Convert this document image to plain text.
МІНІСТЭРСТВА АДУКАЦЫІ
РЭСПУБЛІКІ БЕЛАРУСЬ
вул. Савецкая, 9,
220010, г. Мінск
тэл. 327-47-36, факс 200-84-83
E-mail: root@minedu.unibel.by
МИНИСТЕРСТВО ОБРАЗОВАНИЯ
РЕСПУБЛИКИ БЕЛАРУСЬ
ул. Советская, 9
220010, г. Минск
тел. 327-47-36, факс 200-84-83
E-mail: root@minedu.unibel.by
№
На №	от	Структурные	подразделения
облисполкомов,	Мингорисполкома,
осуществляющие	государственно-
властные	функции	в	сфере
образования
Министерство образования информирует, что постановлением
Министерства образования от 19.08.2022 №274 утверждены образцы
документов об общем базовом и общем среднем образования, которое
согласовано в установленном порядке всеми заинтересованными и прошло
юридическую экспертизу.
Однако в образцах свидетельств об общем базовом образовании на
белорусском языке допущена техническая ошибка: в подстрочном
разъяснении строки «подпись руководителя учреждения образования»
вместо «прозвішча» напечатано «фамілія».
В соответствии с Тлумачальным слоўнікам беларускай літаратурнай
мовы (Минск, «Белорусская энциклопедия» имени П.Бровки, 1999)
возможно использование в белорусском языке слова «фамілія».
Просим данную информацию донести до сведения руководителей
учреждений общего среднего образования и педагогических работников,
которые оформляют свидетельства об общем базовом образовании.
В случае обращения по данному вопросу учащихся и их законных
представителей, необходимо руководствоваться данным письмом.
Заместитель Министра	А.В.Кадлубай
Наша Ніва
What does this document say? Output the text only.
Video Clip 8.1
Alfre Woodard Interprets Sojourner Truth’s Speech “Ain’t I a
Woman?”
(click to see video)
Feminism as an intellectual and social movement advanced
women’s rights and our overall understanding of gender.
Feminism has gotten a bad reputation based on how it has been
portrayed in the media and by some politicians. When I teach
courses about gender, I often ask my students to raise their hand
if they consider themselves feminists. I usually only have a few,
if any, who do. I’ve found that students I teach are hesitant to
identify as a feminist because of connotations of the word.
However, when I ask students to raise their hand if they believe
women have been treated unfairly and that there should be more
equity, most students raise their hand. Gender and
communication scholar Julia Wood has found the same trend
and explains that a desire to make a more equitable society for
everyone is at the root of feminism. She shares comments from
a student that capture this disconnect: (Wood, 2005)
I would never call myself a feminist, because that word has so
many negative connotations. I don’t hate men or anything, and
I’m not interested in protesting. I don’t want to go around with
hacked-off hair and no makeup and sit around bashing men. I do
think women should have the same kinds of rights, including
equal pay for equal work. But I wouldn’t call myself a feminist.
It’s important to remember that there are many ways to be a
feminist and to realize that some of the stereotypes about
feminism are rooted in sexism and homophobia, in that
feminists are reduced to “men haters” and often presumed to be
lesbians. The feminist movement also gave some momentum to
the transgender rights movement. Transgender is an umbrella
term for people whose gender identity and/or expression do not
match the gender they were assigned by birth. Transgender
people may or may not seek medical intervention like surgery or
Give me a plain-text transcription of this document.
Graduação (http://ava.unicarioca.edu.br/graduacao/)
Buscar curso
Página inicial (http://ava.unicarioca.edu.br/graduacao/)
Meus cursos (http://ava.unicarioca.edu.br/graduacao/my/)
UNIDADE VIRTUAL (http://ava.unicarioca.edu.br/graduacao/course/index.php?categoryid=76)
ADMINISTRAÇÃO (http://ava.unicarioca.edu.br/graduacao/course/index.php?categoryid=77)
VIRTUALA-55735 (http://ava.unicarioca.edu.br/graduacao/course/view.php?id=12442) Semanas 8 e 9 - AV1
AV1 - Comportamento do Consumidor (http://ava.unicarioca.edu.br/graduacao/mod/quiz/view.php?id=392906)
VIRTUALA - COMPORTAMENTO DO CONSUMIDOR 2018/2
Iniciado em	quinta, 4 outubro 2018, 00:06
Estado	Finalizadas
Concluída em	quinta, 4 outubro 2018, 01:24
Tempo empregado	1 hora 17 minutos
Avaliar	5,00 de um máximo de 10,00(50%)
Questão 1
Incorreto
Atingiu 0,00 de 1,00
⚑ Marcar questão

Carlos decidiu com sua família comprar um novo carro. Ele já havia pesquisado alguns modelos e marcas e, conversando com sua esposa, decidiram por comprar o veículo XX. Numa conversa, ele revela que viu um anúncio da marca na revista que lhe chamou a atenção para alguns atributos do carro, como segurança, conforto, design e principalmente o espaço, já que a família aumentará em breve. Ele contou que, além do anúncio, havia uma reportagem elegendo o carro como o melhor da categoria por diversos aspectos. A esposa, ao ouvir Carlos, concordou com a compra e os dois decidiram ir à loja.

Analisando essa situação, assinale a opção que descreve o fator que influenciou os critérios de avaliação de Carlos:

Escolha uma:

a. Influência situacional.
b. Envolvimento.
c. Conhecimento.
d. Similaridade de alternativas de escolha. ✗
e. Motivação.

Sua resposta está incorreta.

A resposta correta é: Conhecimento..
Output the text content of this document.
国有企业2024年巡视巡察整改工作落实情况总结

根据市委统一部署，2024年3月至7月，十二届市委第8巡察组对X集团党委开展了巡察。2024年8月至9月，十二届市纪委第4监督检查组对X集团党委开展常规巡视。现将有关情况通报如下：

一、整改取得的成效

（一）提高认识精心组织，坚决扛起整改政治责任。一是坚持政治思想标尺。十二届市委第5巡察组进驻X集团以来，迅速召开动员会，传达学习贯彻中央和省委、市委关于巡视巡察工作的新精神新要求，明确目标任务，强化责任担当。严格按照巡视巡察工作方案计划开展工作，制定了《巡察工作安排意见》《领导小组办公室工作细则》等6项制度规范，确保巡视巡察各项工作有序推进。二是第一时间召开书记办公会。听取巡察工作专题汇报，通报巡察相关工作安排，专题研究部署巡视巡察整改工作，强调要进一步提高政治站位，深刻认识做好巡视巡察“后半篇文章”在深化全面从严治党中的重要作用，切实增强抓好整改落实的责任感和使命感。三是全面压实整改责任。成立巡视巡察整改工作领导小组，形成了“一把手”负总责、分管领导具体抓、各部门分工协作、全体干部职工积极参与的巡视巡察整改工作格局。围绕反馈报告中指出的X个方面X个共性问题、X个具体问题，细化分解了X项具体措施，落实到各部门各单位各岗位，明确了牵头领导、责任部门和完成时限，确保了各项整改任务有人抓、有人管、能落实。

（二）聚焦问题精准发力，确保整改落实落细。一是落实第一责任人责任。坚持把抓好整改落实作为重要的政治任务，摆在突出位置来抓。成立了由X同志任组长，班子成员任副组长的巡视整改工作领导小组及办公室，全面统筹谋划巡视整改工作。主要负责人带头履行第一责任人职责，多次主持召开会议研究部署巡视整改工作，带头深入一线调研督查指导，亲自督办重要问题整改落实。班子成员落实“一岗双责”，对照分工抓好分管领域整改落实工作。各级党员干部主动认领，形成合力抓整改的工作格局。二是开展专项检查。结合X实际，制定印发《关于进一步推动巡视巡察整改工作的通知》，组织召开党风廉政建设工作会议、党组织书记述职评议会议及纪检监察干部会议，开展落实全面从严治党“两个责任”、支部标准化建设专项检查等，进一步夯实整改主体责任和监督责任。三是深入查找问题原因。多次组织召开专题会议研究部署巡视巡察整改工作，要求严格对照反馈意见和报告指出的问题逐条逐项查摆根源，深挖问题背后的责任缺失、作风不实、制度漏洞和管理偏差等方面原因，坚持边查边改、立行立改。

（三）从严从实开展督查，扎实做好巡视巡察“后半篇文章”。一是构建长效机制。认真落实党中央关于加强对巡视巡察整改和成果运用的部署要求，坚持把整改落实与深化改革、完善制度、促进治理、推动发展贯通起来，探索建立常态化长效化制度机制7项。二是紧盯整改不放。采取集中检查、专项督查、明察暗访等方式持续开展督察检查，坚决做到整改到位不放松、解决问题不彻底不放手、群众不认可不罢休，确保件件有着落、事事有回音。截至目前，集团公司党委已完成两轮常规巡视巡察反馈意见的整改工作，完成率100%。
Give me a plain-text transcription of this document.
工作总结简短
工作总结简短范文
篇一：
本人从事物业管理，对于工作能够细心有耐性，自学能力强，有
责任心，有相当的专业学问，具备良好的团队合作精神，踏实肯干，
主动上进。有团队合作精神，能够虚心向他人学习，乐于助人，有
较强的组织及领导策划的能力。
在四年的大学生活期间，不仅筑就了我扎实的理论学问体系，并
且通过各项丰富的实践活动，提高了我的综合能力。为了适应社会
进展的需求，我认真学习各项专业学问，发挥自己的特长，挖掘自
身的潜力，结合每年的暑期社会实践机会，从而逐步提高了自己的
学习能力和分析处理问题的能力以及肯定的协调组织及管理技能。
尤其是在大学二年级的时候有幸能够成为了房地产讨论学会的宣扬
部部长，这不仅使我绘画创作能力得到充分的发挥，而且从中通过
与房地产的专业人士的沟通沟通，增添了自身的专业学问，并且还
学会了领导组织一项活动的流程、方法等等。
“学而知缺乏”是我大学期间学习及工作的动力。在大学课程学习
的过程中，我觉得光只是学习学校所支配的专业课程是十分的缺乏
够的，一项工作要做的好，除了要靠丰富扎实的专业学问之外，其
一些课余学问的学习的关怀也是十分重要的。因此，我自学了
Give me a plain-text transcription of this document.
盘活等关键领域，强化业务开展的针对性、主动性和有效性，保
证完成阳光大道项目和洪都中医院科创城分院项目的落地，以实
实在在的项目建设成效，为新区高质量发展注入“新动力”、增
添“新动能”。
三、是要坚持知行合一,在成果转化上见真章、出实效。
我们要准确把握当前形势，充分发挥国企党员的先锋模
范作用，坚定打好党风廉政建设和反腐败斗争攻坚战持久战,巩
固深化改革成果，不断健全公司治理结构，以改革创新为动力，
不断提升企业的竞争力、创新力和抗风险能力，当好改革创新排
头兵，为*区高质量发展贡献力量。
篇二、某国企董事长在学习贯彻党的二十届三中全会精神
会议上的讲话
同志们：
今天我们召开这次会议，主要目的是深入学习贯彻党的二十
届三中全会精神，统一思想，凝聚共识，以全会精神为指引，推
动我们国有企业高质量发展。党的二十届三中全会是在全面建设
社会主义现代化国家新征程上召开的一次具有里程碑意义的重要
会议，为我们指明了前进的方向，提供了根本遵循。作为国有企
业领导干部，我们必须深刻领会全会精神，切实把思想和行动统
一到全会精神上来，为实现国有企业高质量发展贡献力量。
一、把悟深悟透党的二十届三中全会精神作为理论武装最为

====================

> **EXERCISE AIM**
Search the preceding listing for "общем" and extract every line where it is found.

> **SOLUTION BELOW**
документов об общем базовом и общем среднем образования, которое
Однако в образцах свидетельств об общем базовом образовании на
которые оформляют свидетельства об общем базовом образовании.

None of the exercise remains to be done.